◆ Saved data entries
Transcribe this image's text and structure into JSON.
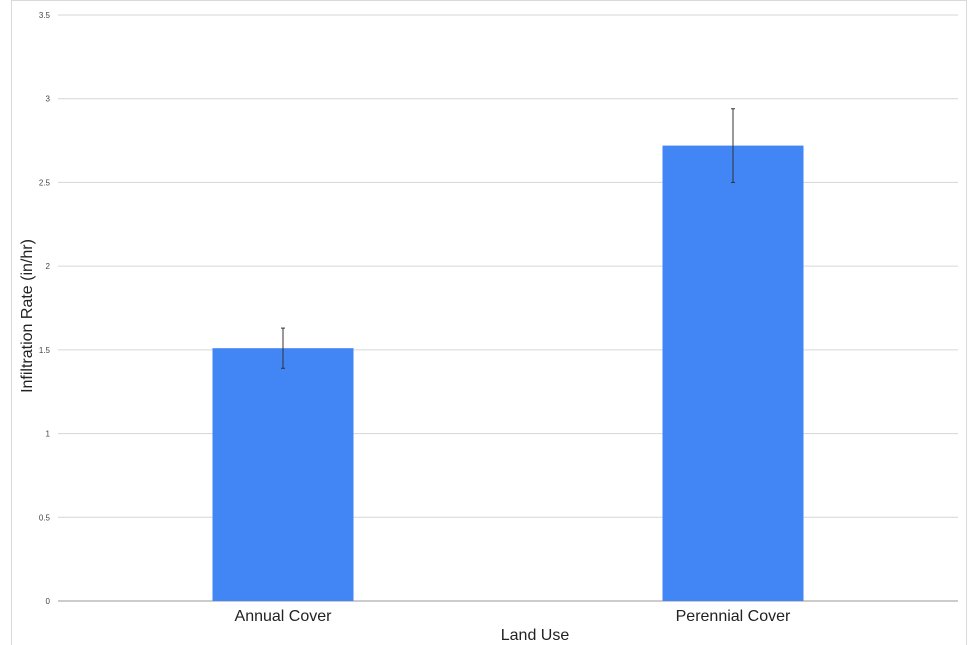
{
  "chart_data": {
    "type": "bar",
    "categories": [
      "Annual Cover",
      "Perennial Cover"
    ],
    "values": [
      1.51,
      2.72
    ],
    "error_low": [
      1.39,
      2.5
    ],
    "error_high": [
      1.63,
      2.94
    ],
    "xlabel": "Land Use",
    "ylabel": "Infiltration Rate (in/hr)",
    "ylim": [
      0,
      3.5
    ],
    "yticks": [
      "0",
      "0.5",
      "1",
      "1.5",
      "2",
      "2.5",
      "3",
      "3.5"
    ],
    "bar_color": "#4285f4",
    "grid": true
  }
}
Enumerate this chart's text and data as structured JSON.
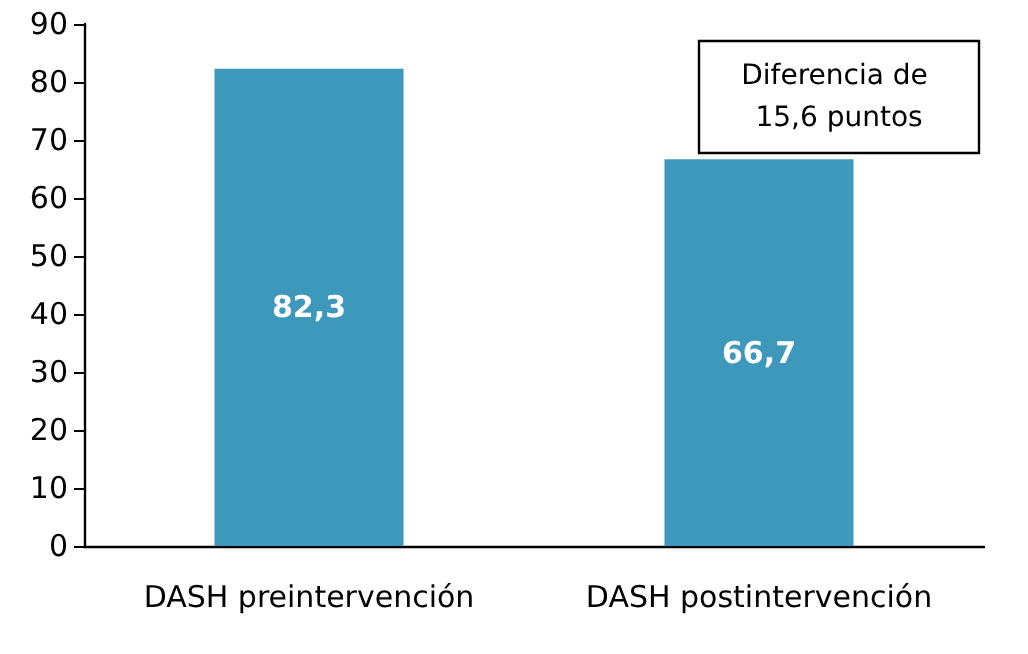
{
  "chart_data": {
    "type": "bar",
    "categories": [
      "DASH preintervención",
      "DASH postintervención"
    ],
    "values": [
      82.3,
      66.7
    ],
    "value_labels": [
      "82,3",
      "66,7"
    ],
    "color": "#3d98bb",
    "ylim": [
      0,
      90
    ],
    "yticks": [
      0,
      10,
      20,
      30,
      40,
      50,
      60,
      70,
      80,
      90
    ],
    "grid": false,
    "annotations": [
      "Diferencia de 15,6 puntos"
    ]
  }
}
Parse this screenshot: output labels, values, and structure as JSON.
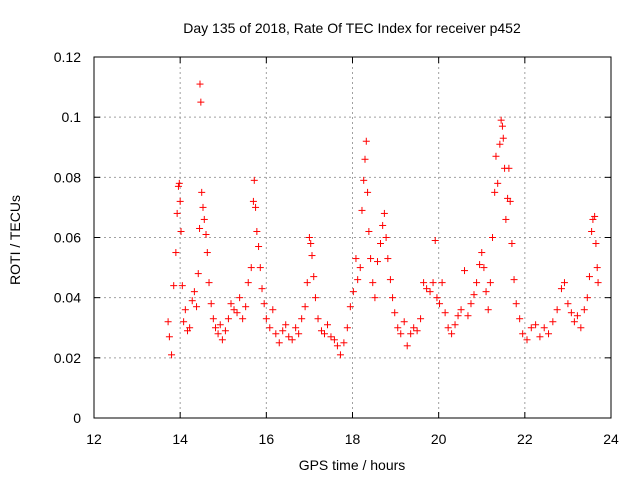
{
  "chart_data": {
    "type": "scatter",
    "title": "Day 135 of 2018, Rate Of TEC Index for receiver p452",
    "xlabel": "GPS time / hours",
    "ylabel": "ROTI / TECUs",
    "xlim": [
      12,
      24
    ],
    "ylim": [
      0,
      0.12
    ],
    "xticks": [
      12,
      14,
      16,
      18,
      20,
      22,
      24
    ],
    "xtick_labels": [
      "12",
      "14",
      "16",
      "18",
      "20",
      "22",
      "24"
    ],
    "yticks": [
      0,
      0.02,
      0.04,
      0.06,
      0.08,
      0.1,
      0.12
    ],
    "ytick_labels": [
      "0",
      "0.02",
      "0.04",
      "0.06",
      "0.08",
      "0.1",
      "0.12"
    ],
    "grid": true,
    "marker": "+",
    "marker_color": "#ff0000",
    "series": [
      {
        "name": "ROTI",
        "points": [
          [
            13.72,
            0.032
          ],
          [
            13.75,
            0.027
          ],
          [
            13.8,
            0.021
          ],
          [
            13.85,
            0.044
          ],
          [
            13.9,
            0.055
          ],
          [
            13.93,
            0.068
          ],
          [
            13.96,
            0.077
          ],
          [
            13.98,
            0.078
          ],
          [
            14.0,
            0.072
          ],
          [
            14.02,
            0.062
          ],
          [
            14.05,
            0.044
          ],
          [
            14.08,
            0.032
          ],
          [
            14.12,
            0.036
          ],
          [
            14.17,
            0.029
          ],
          [
            14.22,
            0.03
          ],
          [
            14.28,
            0.039
          ],
          [
            14.33,
            0.042
          ],
          [
            14.38,
            0.037
          ],
          [
            14.42,
            0.048
          ],
          [
            14.45,
            0.063
          ],
          [
            14.46,
            0.111
          ],
          [
            14.48,
            0.105
          ],
          [
            14.5,
            0.075
          ],
          [
            14.53,
            0.07
          ],
          [
            14.56,
            0.066
          ],
          [
            14.6,
            0.061
          ],
          [
            14.63,
            0.055
          ],
          [
            14.67,
            0.045
          ],
          [
            14.72,
            0.038
          ],
          [
            14.77,
            0.033
          ],
          [
            14.82,
            0.03
          ],
          [
            14.88,
            0.028
          ],
          [
            14.93,
            0.031
          ],
          [
            14.98,
            0.026
          ],
          [
            15.05,
            0.029
          ],
          [
            15.12,
            0.033
          ],
          [
            15.18,
            0.038
          ],
          [
            15.25,
            0.036
          ],
          [
            15.32,
            0.035
          ],
          [
            15.38,
            0.04
          ],
          [
            15.45,
            0.033
          ],
          [
            15.52,
            0.037
          ],
          [
            15.58,
            0.045
          ],
          [
            15.65,
            0.05
          ],
          [
            15.7,
            0.072
          ],
          [
            15.72,
            0.079
          ],
          [
            15.75,
            0.07
          ],
          [
            15.78,
            0.062
          ],
          [
            15.82,
            0.057
          ],
          [
            15.86,
            0.05
          ],
          [
            15.9,
            0.043
          ],
          [
            15.95,
            0.038
          ],
          [
            16.0,
            0.033
          ],
          [
            16.08,
            0.03
          ],
          [
            16.15,
            0.036
          ],
          [
            16.22,
            0.028
          ],
          [
            16.3,
            0.025
          ],
          [
            16.38,
            0.029
          ],
          [
            16.45,
            0.031
          ],
          [
            16.52,
            0.027
          ],
          [
            16.6,
            0.026
          ],
          [
            16.68,
            0.03
          ],
          [
            16.75,
            0.028
          ],
          [
            16.82,
            0.033
          ],
          [
            16.9,
            0.037
          ],
          [
            16.95,
            0.045
          ],
          [
            17.0,
            0.06
          ],
          [
            17.03,
            0.058
          ],
          [
            17.06,
            0.054
          ],
          [
            17.1,
            0.047
          ],
          [
            17.14,
            0.04
          ],
          [
            17.2,
            0.033
          ],
          [
            17.28,
            0.029
          ],
          [
            17.35,
            0.028
          ],
          [
            17.42,
            0.031
          ],
          [
            17.5,
            0.027
          ],
          [
            17.58,
            0.026
          ],
          [
            17.65,
            0.024
          ],
          [
            17.72,
            0.021
          ],
          [
            17.8,
            0.025
          ],
          [
            17.88,
            0.03
          ],
          [
            17.95,
            0.037
          ],
          [
            18.02,
            0.042
          ],
          [
            18.08,
            0.053
          ],
          [
            18.12,
            0.046
          ],
          [
            18.18,
            0.05
          ],
          [
            18.22,
            0.069
          ],
          [
            18.26,
            0.079
          ],
          [
            18.29,
            0.086
          ],
          [
            18.32,
            0.092
          ],
          [
            18.35,
            0.075
          ],
          [
            18.38,
            0.062
          ],
          [
            18.42,
            0.053
          ],
          [
            18.47,
            0.045
          ],
          [
            18.52,
            0.04
          ],
          [
            18.58,
            0.052
          ],
          [
            18.65,
            0.058
          ],
          [
            18.7,
            0.064
          ],
          [
            18.74,
            0.068
          ],
          [
            18.78,
            0.06
          ],
          [
            18.82,
            0.053
          ],
          [
            18.88,
            0.046
          ],
          [
            18.93,
            0.04
          ],
          [
            18.98,
            0.035
          ],
          [
            19.05,
            0.03
          ],
          [
            19.12,
            0.028
          ],
          [
            19.2,
            0.032
          ],
          [
            19.27,
            0.024
          ],
          [
            19.35,
            0.028
          ],
          [
            19.42,
            0.03
          ],
          [
            19.5,
            0.029
          ],
          [
            19.58,
            0.033
          ],
          [
            19.65,
            0.045
          ],
          [
            19.72,
            0.043
          ],
          [
            19.8,
            0.042
          ],
          [
            19.87,
            0.045
          ],
          [
            19.92,
            0.059
          ],
          [
            19.96,
            0.04
          ],
          [
            20.02,
            0.038
          ],
          [
            20.08,
            0.045
          ],
          [
            20.15,
            0.035
          ],
          [
            20.22,
            0.03
          ],
          [
            20.3,
            0.028
          ],
          [
            20.38,
            0.031
          ],
          [
            20.45,
            0.034
          ],
          [
            20.52,
            0.036
          ],
          [
            20.6,
            0.049
          ],
          [
            20.68,
            0.034
          ],
          [
            20.75,
            0.038
          ],
          [
            20.82,
            0.041
          ],
          [
            20.88,
            0.045
          ],
          [
            20.95,
            0.051
          ],
          [
            21.0,
            0.055
          ],
          [
            21.05,
            0.05
          ],
          [
            21.1,
            0.042
          ],
          [
            21.15,
            0.036
          ],
          [
            21.2,
            0.045
          ],
          [
            21.25,
            0.06
          ],
          [
            21.3,
            0.075
          ],
          [
            21.33,
            0.087
          ],
          [
            21.37,
            0.078
          ],
          [
            21.42,
            0.091
          ],
          [
            21.45,
            0.099
          ],
          [
            21.48,
            0.097
          ],
          [
            21.5,
            0.093
          ],
          [
            21.53,
            0.083
          ],
          [
            21.56,
            0.066
          ],
          [
            21.6,
            0.073
          ],
          [
            21.63,
            0.083
          ],
          [
            21.66,
            0.072
          ],
          [
            21.7,
            0.058
          ],
          [
            21.75,
            0.046
          ],
          [
            21.8,
            0.038
          ],
          [
            21.88,
            0.033
          ],
          [
            21.95,
            0.028
          ],
          [
            22.05,
            0.026
          ],
          [
            22.15,
            0.03
          ],
          [
            22.25,
            0.031
          ],
          [
            22.35,
            0.027
          ],
          [
            22.45,
            0.03
          ],
          [
            22.55,
            0.028
          ],
          [
            22.65,
            0.032
          ],
          [
            22.75,
            0.036
          ],
          [
            22.85,
            0.043
          ],
          [
            22.92,
            0.045
          ],
          [
            23.0,
            0.038
          ],
          [
            23.08,
            0.035
          ],
          [
            23.15,
            0.032
          ],
          [
            23.22,
            0.034
          ],
          [
            23.3,
            0.03
          ],
          [
            23.38,
            0.036
          ],
          [
            23.45,
            0.04
          ],
          [
            23.5,
            0.047
          ],
          [
            23.55,
            0.062
          ],
          [
            23.58,
            0.066
          ],
          [
            23.62,
            0.067
          ],
          [
            23.65,
            0.058
          ],
          [
            23.68,
            0.05
          ],
          [
            23.7,
            0.045
          ]
        ]
      }
    ]
  }
}
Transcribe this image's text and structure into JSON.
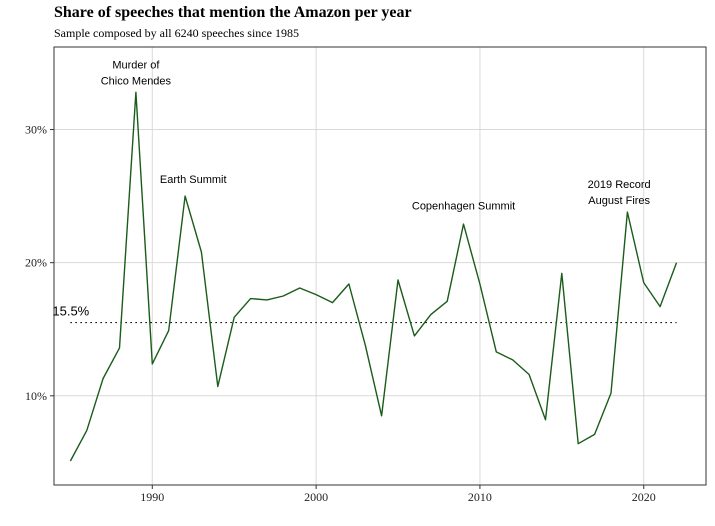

◆ WRITTEN PROBLEM
How many of the lines above include the word "JSON"? Respond with the number alone.

◆ EXERCISE ANSWER
4